• **Task**
Every record that follows should be printed verbatim.

• **Provided records**
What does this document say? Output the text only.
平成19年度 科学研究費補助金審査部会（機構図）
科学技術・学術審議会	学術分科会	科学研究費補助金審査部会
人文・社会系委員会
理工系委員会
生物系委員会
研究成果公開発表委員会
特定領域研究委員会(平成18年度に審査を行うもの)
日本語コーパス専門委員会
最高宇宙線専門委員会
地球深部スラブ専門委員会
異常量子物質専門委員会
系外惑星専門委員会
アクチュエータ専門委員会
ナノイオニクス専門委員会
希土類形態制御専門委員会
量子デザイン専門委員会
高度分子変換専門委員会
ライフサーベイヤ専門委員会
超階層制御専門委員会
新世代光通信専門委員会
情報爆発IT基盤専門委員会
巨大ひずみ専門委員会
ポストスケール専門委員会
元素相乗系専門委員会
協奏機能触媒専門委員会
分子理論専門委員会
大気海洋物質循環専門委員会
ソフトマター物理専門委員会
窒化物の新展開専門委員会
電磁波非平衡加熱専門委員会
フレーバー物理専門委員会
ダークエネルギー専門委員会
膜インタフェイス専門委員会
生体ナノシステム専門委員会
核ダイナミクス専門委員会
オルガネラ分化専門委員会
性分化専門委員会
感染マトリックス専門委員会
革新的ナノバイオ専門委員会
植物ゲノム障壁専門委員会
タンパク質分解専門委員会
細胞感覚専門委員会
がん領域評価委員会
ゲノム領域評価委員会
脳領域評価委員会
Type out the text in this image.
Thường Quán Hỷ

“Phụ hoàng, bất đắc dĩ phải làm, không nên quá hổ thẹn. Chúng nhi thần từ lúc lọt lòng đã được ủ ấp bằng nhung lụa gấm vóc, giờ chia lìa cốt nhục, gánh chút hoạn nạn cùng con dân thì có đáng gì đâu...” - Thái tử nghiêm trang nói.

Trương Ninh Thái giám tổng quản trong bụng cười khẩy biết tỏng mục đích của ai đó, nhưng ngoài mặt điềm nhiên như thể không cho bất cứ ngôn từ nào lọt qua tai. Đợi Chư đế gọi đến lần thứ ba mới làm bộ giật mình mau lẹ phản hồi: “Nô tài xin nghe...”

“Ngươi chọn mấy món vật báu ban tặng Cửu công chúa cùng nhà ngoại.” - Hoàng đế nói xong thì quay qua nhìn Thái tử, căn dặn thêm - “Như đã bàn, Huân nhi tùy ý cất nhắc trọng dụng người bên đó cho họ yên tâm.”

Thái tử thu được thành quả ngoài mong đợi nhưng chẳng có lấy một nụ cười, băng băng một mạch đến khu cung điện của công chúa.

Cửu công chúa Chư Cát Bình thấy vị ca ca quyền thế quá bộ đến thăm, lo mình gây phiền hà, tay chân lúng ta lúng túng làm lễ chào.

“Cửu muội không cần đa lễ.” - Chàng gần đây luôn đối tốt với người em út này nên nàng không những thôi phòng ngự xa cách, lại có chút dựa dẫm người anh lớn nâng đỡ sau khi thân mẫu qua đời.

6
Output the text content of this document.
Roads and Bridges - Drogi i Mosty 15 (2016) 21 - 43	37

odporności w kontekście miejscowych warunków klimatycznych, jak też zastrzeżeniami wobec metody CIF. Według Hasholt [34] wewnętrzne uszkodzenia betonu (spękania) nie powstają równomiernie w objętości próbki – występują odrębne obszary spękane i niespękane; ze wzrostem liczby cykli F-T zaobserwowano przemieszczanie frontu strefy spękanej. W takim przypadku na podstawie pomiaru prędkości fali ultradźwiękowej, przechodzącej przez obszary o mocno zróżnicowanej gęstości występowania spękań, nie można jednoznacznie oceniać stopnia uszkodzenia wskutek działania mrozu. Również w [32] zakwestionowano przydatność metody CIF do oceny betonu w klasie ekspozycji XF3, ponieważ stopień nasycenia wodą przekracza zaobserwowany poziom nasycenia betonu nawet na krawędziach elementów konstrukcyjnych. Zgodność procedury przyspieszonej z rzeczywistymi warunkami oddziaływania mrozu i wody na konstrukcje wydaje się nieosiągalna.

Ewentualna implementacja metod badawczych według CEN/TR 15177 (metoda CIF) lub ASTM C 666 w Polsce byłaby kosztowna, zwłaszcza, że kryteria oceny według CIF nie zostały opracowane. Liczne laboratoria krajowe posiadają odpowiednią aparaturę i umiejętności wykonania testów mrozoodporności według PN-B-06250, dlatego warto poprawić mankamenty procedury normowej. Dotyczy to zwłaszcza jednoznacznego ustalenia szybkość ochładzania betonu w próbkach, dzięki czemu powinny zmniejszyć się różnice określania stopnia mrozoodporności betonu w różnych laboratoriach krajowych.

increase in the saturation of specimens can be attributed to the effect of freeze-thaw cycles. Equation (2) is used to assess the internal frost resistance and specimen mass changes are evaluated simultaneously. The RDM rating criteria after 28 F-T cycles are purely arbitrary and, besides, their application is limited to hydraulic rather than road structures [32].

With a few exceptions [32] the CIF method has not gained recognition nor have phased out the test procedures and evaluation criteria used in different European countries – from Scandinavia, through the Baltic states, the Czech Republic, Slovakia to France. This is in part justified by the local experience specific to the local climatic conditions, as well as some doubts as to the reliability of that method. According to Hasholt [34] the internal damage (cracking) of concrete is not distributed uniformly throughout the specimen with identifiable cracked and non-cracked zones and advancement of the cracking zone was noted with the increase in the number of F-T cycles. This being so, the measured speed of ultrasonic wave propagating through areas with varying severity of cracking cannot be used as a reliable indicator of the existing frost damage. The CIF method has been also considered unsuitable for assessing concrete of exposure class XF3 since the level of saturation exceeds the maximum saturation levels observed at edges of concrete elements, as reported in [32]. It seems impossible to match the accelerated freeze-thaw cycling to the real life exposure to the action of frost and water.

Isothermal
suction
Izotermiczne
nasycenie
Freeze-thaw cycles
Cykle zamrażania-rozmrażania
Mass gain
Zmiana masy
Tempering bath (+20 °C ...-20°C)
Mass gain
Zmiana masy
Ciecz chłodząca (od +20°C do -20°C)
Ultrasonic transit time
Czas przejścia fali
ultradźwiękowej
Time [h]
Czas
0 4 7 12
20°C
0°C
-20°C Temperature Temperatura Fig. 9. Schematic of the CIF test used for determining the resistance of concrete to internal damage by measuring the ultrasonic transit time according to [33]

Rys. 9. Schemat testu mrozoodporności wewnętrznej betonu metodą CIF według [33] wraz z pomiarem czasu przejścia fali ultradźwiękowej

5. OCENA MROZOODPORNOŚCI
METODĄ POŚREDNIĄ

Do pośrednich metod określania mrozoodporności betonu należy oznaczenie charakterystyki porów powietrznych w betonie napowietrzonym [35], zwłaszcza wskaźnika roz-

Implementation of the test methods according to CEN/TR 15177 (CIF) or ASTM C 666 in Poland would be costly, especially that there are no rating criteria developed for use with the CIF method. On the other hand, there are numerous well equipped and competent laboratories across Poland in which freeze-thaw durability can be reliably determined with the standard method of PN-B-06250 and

• **Answer below**
What does this document say? Output the text only.
平成19年度 科学研究費補助金審査部会（機構図）
科学技術・学術審議会	学術分科会	科学研究費補助金審査部会
人文・社会系委員会
理工系委員会
生物系委員会
研究成果公開発表委員会
特定領域研究委員会(平成18年度に審査を行うもの)
日本語コーパス専門委員会
最高宇宙線専門委員会
地球深部スラブ専門委員会
異常量子物質専門委員会
系外惑星専門委員会
アクチュエータ専門委員会
ナノイオニクス専門委員会
希土類形態制御専門委員会
量子デザイン専門委員会
高度分子変換専門委員会
ライフサーベイヤ専門委員会
超階層制御専門委員会
新世代光通信専門委員会
情報爆発IT基盤専門委員会
巨大ひずみ専門委員会
ポストスケール専門委員会
元素相乗系専門委員会
協奏機能触媒専門委員会
分子理論専門委員会
大気海洋物質循環専門委員会
ソフトマター物理専門委員会
窒化物の新展開専門委員会
電磁波非平衡加熱専門委員会
フレーバー物理専門委員会
ダークエネルギー専門委員会
膜インタフェイス専門委員会
生体ナノシステム専門委員会
核ダイナミクス専門委員会
オルガネラ分化専門委員会
性分化専門委員会
感染マトリックス専門委員会
革新的ナノバイオ専門委員会
植物ゲノム障壁専門委員会
タンパク質分解専門委員会
細胞感覚専門委員会
がん領域評価委員会
ゲノム領域評価委員会
脳領域評価委員会
Type out the text in this image.
Thường Quán Hỷ

“Phụ hoàng, bất đắc dĩ phải làm, không nên quá hổ thẹn. Chúng nhi thần từ lúc lọt lòng đã được ủ ấp bằng nhung lụa gấm vóc, giờ chia lìa cốt nhục, gánh chút hoạn nạn cùng con dân thì có đáng gì đâu...” - Thái tử nghiêm trang nói.

Trương Ninh Thái giám tổng quản trong bụng cười khẩy biết tỏng mục đích của ai đó, nhưng ngoài mặt điềm nhiên như thể không cho bất cứ ngôn từ nào lọt qua tai. Đợi Chư đế gọi đến lần thứ ba mới làm bộ giật mình mau lẹ phản hồi: “Nô tài xin nghe...”

“Ngươi chọn mấy món vật báu ban tặng Cửu công chúa cùng nhà ngoại.” - Hoàng đế nói xong thì quay qua nhìn Thái tử, căn dặn thêm - “Như đã bàn, Huân nhi tùy ý cất nhắc trọng dụng người bên đó cho họ yên tâm.”

Thái tử thu được thành quả ngoài mong đợi nhưng chẳng có lấy một nụ cười, băng băng một mạch đến khu cung điện của công chúa.

Cửu công chúa Chư Cát Bình thấy vị ca ca quyền thế quá bộ đến thăm, lo mình gây phiền hà, tay chân lúng ta lúng túng làm lễ chào.

“Cửu muội không cần đa lễ.” - Chàng gần đây luôn đối tốt với người em út này nên nàng không những thôi phòng ngự xa cách, lại có chút dựa dẫm người anh lớn nâng đỡ sau khi thân mẫu qua đời.

6
Output the text content of this document.
Roads and Bridges - Drogi i Mosty 15 (2016) 21 - 43	37

odporności w kontekście miejscowych warunków klimatycznych, jak też zastrzeżeniami wobec metody CIF. Według Hasholt [34] wewnętrzne uszkodzenia betonu (spękania) nie powstają równomiernie w objętości próbki – występują odrębne obszary spękane i niespękane; ze wzrostem liczby cykli F-T zaobserwowano przemieszczanie frontu strefy spękanej. W takim przypadku na podstawie pomiaru prędkości fali ultradźwiękowej, przechodzącej przez obszary o mocno zróżnicowanej gęstości występowania spękań, nie można jednoznacznie oceniać stopnia uszkodzenia wskutek działania mrozu. Również w [32] zakwestionowano przydatność metody CIF do oceny betonu w klasie ekspozycji XF3, ponieważ stopień nasycenia wodą przekracza zaobserwowany poziom nasycenia betonu nawet na krawędziach elementów konstrukcyjnych. Zgodność procedury przyspieszonej z rzeczywistymi warunkami oddziaływania mrozu i wody na konstrukcje wydaje się nieosiągalna.

Ewentualna implementacja metod badawczych według CEN/TR 15177 (metoda CIF) lub ASTM C 666 w Polsce byłaby kosztowna, zwłaszcza, że kryteria oceny według CIF nie zostały opracowane. Liczne laboratoria krajowe posiadają odpowiednią aparaturę i umiejętności wykonania testów mrozoodporności według PN-B-06250, dlatego warto poprawić mankamenty procedury normowej. Dotyczy to zwłaszcza jednoznacznego ustalenia szybkość ochładzania betonu w próbkach, dzięki czemu powinny zmniejszyć się różnice określania stopnia mrozoodporności betonu w różnych laboratoriach krajowych.

increase in the saturation of specimens can be attributed to the effect of freeze-thaw cycles. Equation (2) is used to assess the internal frost resistance and specimen mass changes are evaluated simultaneously. The RDM rating criteria after 28 F-T cycles are purely arbitrary and, besides, their application is limited to hydraulic rather than road structures [32].

With a few exceptions [32] the CIF method has not gained recognition nor have phased out the test procedures and evaluation criteria used in different European countries – from Scandinavia, through the Baltic states, the Czech Republic, Slovakia to France. This is in part justified by the local experience specific to the local climatic conditions, as well as some doubts as to the reliability of that method. According to Hasholt [34] the internal damage (cracking) of concrete is not distributed uniformly throughout the specimen with identifiable cracked and non-cracked zones and advancement of the cracking zone was noted with the increase in the number of F-T cycles. This being so, the measured speed of ultrasonic wave propagating through areas with varying severity of cracking cannot be used as a reliable indicator of the existing frost damage. The CIF method has been also considered unsuitable for assessing concrete of exposure class XF3 since the level of saturation exceeds the maximum saturation levels observed at edges of concrete elements, as reported in [32]. It seems impossible to match the accelerated freeze-thaw cycling to the real life exposure to the action of frost and water.

Isothermal
suction
Izotermiczne
nasycenie
Freeze-thaw cycles
Cykle zamrażania-rozmrażania
Mass gain
Zmiana masy
Tempering bath (+20 °C ...-20°C)
Mass gain
Zmiana masy
Ciecz chłodząca (od +20°C do -20°C)
Ultrasonic transit time
Czas przejścia fali
ultradźwiękowej
Time [h]
Czas
0 4 7 12
20°C
0°C
-20°C Temperature Temperatura Fig. 9. Schematic of the CIF test used for determining the resistance of concrete to internal damage by measuring the ultrasonic transit time according to [33]

Rys. 9. Schemat testu mrozoodporności wewnętrznej betonu metodą CIF według [33] wraz z pomiarem czasu przejścia fali ultradźwiękowej

5. OCENA MROZOODPORNOŚCI
METODĄ POŚREDNIĄ

Do pośrednich metod określania mrozoodporności betonu należy oznaczenie charakterystyki porów powietrznych w betonie napowietrzonym [35], zwłaszcza wskaźnika roz-

Implementation of the test methods according to CEN/TR 15177 (CIF) or ASTM C 666 in Poland would be costly, especially that there are no rating criteria developed for use with the CIF method. On the other hand, there are numerous well equipped and competent laboratories across Poland in which freeze-thaw durability can be reliably determined with the standard method of PN-B-06250 and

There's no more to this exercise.